**Problem requirements:** Note each line where "Ketika" appears, and copy it.

**Data entries:**
******
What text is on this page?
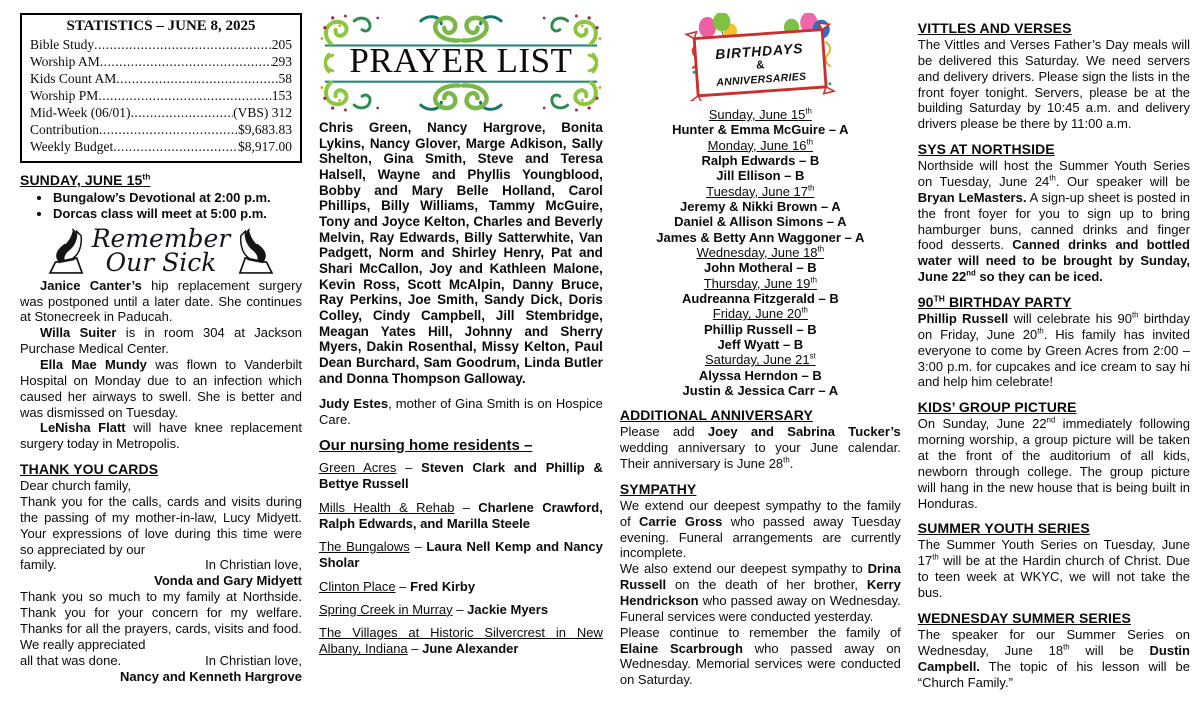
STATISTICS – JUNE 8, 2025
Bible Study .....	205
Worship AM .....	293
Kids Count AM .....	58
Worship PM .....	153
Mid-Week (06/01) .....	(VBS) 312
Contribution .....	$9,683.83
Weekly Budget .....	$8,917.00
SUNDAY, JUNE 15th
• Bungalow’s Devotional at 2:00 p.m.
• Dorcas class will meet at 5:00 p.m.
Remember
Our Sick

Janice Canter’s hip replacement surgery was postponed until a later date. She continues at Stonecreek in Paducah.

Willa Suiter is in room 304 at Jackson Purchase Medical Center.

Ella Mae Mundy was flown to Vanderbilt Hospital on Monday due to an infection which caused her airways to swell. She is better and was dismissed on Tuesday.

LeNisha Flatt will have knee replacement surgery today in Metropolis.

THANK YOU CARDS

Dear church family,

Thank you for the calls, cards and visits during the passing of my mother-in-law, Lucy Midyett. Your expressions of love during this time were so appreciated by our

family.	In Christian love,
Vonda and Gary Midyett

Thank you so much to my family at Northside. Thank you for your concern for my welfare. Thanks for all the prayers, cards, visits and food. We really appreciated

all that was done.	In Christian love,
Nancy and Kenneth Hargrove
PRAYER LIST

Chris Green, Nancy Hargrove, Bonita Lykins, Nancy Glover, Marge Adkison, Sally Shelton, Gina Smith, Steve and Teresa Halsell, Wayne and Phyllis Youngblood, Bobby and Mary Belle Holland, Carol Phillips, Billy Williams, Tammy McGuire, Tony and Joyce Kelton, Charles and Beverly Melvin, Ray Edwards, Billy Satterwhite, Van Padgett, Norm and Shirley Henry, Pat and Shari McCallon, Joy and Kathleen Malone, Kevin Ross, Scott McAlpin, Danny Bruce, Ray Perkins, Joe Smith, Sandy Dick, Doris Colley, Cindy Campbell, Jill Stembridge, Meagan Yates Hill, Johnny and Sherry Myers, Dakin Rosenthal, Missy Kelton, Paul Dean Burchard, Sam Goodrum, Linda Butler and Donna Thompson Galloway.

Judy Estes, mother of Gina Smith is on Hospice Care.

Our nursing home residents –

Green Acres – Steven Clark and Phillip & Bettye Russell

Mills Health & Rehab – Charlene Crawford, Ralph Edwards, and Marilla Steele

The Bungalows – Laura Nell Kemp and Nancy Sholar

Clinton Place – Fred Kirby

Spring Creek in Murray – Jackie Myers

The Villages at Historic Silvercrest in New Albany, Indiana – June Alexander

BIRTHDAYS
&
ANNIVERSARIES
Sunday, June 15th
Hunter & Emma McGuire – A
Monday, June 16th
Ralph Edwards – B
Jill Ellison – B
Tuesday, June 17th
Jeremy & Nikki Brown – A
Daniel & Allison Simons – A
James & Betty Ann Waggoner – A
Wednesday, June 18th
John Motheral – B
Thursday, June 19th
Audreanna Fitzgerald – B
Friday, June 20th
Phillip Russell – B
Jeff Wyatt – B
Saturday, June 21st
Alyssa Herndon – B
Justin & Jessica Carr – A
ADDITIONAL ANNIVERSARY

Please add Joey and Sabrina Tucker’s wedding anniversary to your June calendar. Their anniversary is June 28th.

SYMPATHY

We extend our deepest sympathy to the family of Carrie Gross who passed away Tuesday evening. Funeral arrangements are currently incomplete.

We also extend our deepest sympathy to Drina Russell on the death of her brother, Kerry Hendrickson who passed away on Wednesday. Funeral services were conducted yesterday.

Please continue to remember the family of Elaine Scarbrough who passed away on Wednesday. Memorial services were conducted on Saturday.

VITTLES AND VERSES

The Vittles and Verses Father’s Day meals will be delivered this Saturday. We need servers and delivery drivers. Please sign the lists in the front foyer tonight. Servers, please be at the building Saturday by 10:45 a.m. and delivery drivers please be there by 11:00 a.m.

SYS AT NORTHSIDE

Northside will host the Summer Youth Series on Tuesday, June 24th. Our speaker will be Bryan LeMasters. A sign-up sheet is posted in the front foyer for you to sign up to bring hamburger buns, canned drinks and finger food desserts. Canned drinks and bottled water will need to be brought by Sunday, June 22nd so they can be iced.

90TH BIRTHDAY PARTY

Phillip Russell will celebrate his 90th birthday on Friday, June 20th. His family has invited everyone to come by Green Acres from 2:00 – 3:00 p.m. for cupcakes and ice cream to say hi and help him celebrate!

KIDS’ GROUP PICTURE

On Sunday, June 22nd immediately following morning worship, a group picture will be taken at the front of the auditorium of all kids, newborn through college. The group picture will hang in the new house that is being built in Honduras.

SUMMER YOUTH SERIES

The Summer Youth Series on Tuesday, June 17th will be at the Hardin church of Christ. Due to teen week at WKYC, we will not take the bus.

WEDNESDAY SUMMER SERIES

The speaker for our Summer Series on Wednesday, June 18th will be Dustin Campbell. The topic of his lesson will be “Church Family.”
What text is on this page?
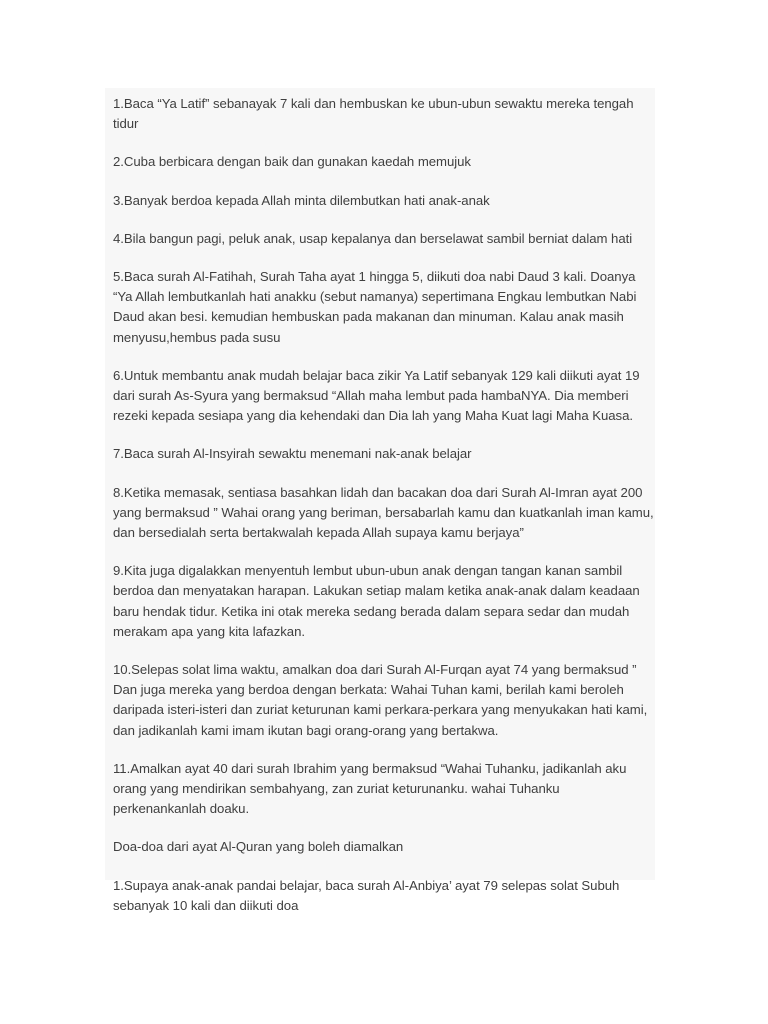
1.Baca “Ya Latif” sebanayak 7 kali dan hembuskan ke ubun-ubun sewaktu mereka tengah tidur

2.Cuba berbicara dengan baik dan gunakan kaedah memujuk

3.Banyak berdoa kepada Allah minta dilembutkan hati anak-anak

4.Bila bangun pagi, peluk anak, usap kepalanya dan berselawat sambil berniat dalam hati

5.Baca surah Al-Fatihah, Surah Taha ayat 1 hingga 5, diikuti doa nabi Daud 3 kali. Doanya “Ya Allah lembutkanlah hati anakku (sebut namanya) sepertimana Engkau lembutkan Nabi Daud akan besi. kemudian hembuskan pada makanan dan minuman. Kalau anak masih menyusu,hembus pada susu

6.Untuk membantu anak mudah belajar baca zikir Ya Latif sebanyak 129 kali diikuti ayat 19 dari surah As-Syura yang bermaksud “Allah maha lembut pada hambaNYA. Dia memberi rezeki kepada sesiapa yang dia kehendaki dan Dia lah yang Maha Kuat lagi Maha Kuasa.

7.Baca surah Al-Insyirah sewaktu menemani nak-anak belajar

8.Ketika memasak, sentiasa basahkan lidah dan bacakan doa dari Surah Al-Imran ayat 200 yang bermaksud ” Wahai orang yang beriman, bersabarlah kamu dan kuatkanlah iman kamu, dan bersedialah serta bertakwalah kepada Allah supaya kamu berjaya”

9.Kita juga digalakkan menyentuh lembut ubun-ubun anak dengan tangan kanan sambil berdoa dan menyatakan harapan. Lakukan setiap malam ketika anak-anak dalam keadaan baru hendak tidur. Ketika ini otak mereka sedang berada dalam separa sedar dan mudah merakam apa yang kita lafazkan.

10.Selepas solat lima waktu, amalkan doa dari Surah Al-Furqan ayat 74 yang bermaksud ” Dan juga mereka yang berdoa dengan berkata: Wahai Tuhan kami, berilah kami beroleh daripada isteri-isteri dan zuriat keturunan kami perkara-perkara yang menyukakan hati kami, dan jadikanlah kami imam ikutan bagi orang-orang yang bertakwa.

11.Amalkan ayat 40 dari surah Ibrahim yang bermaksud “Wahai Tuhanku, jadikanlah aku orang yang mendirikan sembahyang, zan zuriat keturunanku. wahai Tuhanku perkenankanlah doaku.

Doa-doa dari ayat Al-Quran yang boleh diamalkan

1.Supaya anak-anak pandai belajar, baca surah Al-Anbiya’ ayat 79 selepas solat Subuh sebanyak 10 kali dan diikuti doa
******
**Correct response:**
8.Ketika memasak, sentiasa basahkan lidah dan bacakan doa dari Surah Al-Imran ayat 200 yang bermaksud ” Wahai orang yang beriman, bersabarlah kamu dan kuatkanlah iman kamu, dan bersedialah serta bertakwalah kepada Allah supaya kamu berjaya”
9.Kita juga digalakkan menyentuh lembut ubun-ubun anak dengan tangan kanan sambil berdoa dan menyatakan harapan. Lakukan setiap malam ketika anak-anak dalam keadaan baru hendak tidur. Ketika ini otak mereka sedang berada dalam separa sedar dan mudah merakam apa yang kita lafazkan.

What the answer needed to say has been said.